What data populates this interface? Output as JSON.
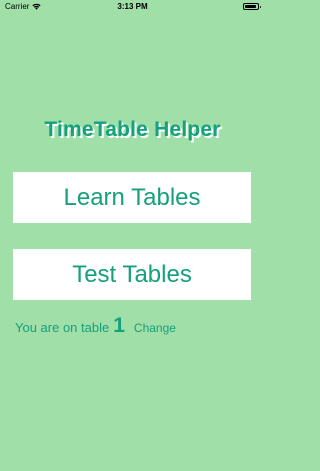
{
  "status_bar": {
    "carrier": "Carrier",
    "time": "3:13 PM",
    "wifi_icon": "wifi-icon",
    "battery_icon": "battery-icon"
  },
  "app": {
    "title": "TimeTable Helper",
    "learn_button": "Learn Tables",
    "test_button": "Test Tables",
    "table_label": "You are on table",
    "table_number": "1",
    "change_link": "Change"
  },
  "colors": {
    "background": "#a0dfa8",
    "accent": "#15a07e",
    "button_bg": "#ffffff"
  }
}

——————

From the entries above, copy each line holding "Tables".

**TASK ANSWER:**
    "learn_button": "Learn Tables",
    "test_button": "Test Tables",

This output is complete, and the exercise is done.